■ WHAT IS ASKED: In full and without alteration, give the listing again.
______
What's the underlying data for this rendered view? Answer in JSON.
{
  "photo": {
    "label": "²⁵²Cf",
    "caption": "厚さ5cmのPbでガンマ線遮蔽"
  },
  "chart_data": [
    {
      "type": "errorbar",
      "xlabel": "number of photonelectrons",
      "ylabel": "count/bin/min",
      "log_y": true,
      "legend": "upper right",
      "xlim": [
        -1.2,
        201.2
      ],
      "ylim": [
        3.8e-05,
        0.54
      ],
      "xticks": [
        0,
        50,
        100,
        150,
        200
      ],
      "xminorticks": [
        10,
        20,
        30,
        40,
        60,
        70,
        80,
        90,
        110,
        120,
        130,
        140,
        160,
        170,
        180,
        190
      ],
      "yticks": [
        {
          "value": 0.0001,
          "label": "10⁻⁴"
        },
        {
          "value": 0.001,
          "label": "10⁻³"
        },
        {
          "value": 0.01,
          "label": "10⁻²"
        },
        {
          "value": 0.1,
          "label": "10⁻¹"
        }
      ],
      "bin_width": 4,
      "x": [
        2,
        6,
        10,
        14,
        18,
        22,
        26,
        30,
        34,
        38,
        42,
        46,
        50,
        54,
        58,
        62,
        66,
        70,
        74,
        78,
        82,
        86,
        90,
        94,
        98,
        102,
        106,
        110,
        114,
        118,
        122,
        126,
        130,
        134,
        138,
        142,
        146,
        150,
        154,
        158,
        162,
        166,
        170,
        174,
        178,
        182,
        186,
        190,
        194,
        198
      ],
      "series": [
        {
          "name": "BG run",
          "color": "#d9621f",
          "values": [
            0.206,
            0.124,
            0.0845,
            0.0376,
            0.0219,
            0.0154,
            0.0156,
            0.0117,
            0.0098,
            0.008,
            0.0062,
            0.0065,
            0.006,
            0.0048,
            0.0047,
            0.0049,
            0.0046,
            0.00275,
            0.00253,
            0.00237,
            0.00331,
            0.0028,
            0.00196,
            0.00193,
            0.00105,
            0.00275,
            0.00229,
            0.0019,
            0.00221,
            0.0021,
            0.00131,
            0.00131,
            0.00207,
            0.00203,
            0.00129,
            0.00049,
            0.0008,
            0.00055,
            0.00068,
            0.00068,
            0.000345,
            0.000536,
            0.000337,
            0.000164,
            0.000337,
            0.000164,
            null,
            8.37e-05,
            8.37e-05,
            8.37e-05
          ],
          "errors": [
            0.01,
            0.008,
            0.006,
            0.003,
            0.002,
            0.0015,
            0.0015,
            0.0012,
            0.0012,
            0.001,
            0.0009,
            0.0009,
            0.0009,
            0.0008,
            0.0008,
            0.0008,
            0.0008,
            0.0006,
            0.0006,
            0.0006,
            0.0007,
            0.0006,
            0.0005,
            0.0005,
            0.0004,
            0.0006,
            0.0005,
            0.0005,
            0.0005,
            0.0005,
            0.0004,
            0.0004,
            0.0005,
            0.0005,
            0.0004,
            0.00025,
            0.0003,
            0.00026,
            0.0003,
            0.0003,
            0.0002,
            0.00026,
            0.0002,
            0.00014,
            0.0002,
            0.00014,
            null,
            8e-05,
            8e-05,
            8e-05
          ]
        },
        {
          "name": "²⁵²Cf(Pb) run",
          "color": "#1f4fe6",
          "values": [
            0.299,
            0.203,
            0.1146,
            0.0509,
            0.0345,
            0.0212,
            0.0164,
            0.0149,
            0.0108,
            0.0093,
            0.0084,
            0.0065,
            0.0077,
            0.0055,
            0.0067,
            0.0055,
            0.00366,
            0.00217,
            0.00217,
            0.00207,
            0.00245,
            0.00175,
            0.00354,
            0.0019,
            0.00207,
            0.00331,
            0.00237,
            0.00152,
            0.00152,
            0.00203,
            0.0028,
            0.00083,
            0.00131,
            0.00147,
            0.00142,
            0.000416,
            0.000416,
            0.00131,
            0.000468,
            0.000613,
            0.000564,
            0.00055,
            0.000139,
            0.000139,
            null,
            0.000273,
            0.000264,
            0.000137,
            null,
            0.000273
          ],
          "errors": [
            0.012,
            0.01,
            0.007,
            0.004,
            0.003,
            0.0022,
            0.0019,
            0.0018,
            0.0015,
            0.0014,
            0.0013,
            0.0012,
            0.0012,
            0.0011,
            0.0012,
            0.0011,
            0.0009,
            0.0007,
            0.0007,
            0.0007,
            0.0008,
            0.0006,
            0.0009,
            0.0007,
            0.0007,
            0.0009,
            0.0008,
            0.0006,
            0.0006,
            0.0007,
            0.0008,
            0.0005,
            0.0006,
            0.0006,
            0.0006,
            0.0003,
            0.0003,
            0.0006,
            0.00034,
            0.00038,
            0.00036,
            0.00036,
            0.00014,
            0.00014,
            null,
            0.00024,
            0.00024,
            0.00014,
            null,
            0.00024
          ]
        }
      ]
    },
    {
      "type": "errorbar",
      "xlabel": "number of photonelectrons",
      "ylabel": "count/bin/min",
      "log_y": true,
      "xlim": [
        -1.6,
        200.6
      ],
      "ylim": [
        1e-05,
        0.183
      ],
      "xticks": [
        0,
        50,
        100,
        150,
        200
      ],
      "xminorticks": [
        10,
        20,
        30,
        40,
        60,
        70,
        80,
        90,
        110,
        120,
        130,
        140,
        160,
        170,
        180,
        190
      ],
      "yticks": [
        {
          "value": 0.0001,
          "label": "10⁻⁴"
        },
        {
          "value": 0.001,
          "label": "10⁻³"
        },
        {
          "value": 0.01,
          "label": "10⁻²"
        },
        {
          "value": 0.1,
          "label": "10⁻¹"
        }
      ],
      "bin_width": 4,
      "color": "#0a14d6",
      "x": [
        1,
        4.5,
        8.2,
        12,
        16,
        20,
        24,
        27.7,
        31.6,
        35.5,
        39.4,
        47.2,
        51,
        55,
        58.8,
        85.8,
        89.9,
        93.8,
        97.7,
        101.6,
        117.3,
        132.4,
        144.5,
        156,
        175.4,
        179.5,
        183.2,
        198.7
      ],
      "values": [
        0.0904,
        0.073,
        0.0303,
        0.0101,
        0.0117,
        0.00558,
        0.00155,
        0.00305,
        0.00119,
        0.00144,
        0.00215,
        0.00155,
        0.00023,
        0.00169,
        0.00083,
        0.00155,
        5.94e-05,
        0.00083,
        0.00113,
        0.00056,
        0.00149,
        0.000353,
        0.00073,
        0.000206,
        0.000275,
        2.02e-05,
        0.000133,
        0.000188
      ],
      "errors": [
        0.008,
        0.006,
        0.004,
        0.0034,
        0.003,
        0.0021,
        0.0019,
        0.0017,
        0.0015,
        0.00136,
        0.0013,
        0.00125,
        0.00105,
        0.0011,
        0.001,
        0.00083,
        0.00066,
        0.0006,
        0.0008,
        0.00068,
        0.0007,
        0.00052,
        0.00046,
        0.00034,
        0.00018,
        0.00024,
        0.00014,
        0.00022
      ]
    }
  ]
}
______
■ EXPECTED OUTPUT:
What's the underlying data for this rendered view? Answer in JSON.
{
  "photo": {
    "label": "²⁵²Cf",
    "caption": "厚さ5cmのPbでガンマ線遮蔽"
  },
  "chart_data": [
    {
      "type": "errorbar",
      "xlabel": "number of photonelectrons",
      "ylabel": "count/bin/min",
      "log_y": true,
      "legend": "upper right",
      "xlim": [
        -1.2,
        201.2
      ],
      "ylim": [
        3.8e-05,
        0.54
      ],
      "xticks": [
        0,
        50,
        100,
        150,
        200
      ],
      "xminorticks": [
        10,
        20,
        30,
        40,
        60,
        70,
        80,
        90,
        110,
        120,
        130,
        140,
        160,
        170,
        180,
        190
      ],
      "yticks": [
        {
          "value": 0.0001,
          "label": "10⁻⁴"
        },
        {
          "value": 0.001,
          "label": "10⁻³"
        },
        {
          "value": 0.01,
          "label": "10⁻²"
        },
        {
          "value": 0.1,
          "label": "10⁻¹"
        }
      ],
      "bin_width": 4,
      "x": [
        2,
        6,
        10,
        14,
        18,
        22,
        26,
        30,
        34,
        38,
        42,
        46,
        50,
        54,
        58,
        62,
        66,
        70,
        74,
        78,
        82,
        86,
        90,
        94,
        98,
        102,
        106,
        110,
        114,
        118,
        122,
        126,
        130,
        134,
        138,
        142,
        146,
        150,
        154,
        158,
        162,
        166,
        170,
        174,
        178,
        182,
        186,
        190,
        194,
        198
      ],
      "series": [
        {
          "name": "BG run",
          "color": "#d9621f",
          "values": [
            0.206,
            0.124,
            0.0845,
            0.0376,
            0.0219,
            0.0154,
            0.0156,
            0.0117,
            0.0098,
            0.008,
            0.0062,
            0.0065,
            0.006,
            0.0048,
            0.0047,
            0.0049,
            0.0046,
            0.00275,
            0.00253,
            0.00237,
            0.00331,
            0.0028,
            0.00196,
            0.00193,
            0.00105,
            0.00275,
            0.00229,
            0.0019,
            0.00221,
            0.0021,
            0.00131,
            0.00131,
            0.00207,
            0.00203,
            0.00129,
            0.00049,
            0.0008,
            0.00055,
            0.00068,
            0.00068,
            0.000345,
            0.000536,
            0.000337,
            0.000164,
            0.000337,
            0.000164,
            null,
            8.37e-05,
            8.37e-05,
            8.37e-05
          ],
          "errors": [
            0.01,
            0.008,
            0.006,
            0.003,
            0.002,
            0.0015,
            0.0015,
            0.0012,
            0.0012,
            0.001,
            0.0009,
            0.0009,
            0.0009,
            0.0008,
            0.0008,
            0.0008,
            0.0008,
            0.0006,
            0.0006,
            0.0006,
            0.0007,
            0.0006,
            0.0005,
            0.0005,
            0.0004,
            0.0006,
            0.0005,
            0.0005,
            0.0005,
            0.0005,
            0.0004,
            0.0004,
            0.0005,
            0.0005,
            0.0004,
            0.00025,
            0.0003,
            0.00026,
            0.0003,
            0.0003,
            0.0002,
            0.00026,
            0.0002,
            0.00014,
            0.0002,
            0.00014,
            null,
            8e-05,
            8e-05,
            8e-05
          ]
        },
        {
          "name": "²⁵²Cf(Pb) run",
          "color": "#1f4fe6",
          "values": [
            0.299,
            0.203,
            0.1146,
            0.0509,
            0.0345,
            0.0212,
            0.0164,
            0.0149,
            0.0108,
            0.0093,
            0.0084,
            0.0065,
            0.0077,
            0.0055,
            0.0067,
            0.0055,
            0.00366,
            0.00217,
            0.00217,
            0.00207,
            0.00245,
            0.00175,
            0.00354,
            0.0019,
            0.00207,
            0.00331,
            0.00237,
            0.00152,
            0.00152,
            0.00203,
            0.0028,
            0.00083,
            0.00131,
            0.00147,
            0.00142,
            0.000416,
            0.000416,
            0.00131,
            0.000468,
            0.000613,
            0.000564,
            0.00055,
            0.000139,
            0.000139,
            null,
            0.000273,
            0.000264,
            0.000137,
            null,
            0.000273
          ],
          "errors": [
            0.012,
            0.01,
            0.007,
            0.004,
            0.003,
            0.0022,
            0.0019,
            0.0018,
            0.0015,
            0.0014,
            0.0013,
            0.0012,
            0.0012,
            0.0011,
            0.0012,
            0.0011,
            0.0009,
            0.0007,
            0.0007,
            0.0007,
            0.0008,
            0.0006,
            0.0009,
            0.0007,
            0.0007,
            0.0009,
            0.0008,
            0.0006,
            0.0006,
            0.0007,
            0.0008,
            0.0005,
            0.0006,
            0.0006,
            0.0006,
            0.0003,
            0.0003,
            0.0006,
            0.00034,
            0.00038,
            0.00036,
            0.00036,
            0.00014,
            0.00014,
            null,
            0.00024,
            0.00024,
            0.00014,
            null,
            0.00024
          ]
        }
      ]
    },
    {
      "type": "errorbar",
      "xlabel": "number of photonelectrons",
      "ylabel": "count/bin/min",
      "log_y": true,
      "xlim": [
        -1.6,
        200.6
      ],
      "ylim": [
        1e-05,
        0.183
      ],
      "xticks": [
        0,
        50,
        100,
        150,
        200
      ],
      "xminorticks": [
        10,
        20,
        30,
        40,
        60,
        70,
        80,
        90,
        110,
        120,
        130,
        140,
        160,
        170,
        180,
        190
      ],
      "yticks": [
        {
          "value": 0.0001,
          "label": "10⁻⁴"
        },
        {
          "value": 0.001,
          "label": "10⁻³"
        },
        {
          "value": 0.01,
          "label": "10⁻²"
        },
        {
          "value": 0.1,
          "label": "10⁻¹"
        }
      ],
      "bin_width": 4,
      "color": "#0a14d6",
      "x": [
        1,
        4.5,
        8.2,
        12,
        16,
        20,
        24,
        27.7,
        31.6,
        35.5,
        39.4,
        47.2,
        51,
        55,
        58.8,
        85.8,
        89.9,
        93.8,
        97.7,
        101.6,
        117.3,
        132.4,
        144.5,
        156,
        175.4,
        179.5,
        183.2,
        198.7
      ],
      "values": [
        0.0904,
        0.073,
        0.0303,
        0.0101,
        0.0117,
        0.00558,
        0.00155,
        0.00305,
        0.00119,
        0.00144,
        0.00215,
        0.00155,
        0.00023,
        0.00169,
        0.00083,
        0.00155,
        5.94e-05,
        0.00083,
        0.00113,
        0.00056,
        0.00149,
        0.000353,
        0.00073,
        0.000206,
        0.000275,
        2.02e-05,
        0.000133,
        0.000188
      ],
      "errors": [
        0.008,
        0.006,
        0.004,
        0.0034,
        0.003,
        0.0021,
        0.0019,
        0.0017,
        0.0015,
        0.00136,
        0.0013,
        0.00125,
        0.00105,
        0.0011,
        0.001,
        0.00083,
        0.00066,
        0.0006,
        0.0008,
        0.00068,
        0.0007,
        0.00052,
        0.00046,
        0.00034,
        0.00018,
        0.00024,
        0.00014,
        0.00022
      ]
    }
  ]
}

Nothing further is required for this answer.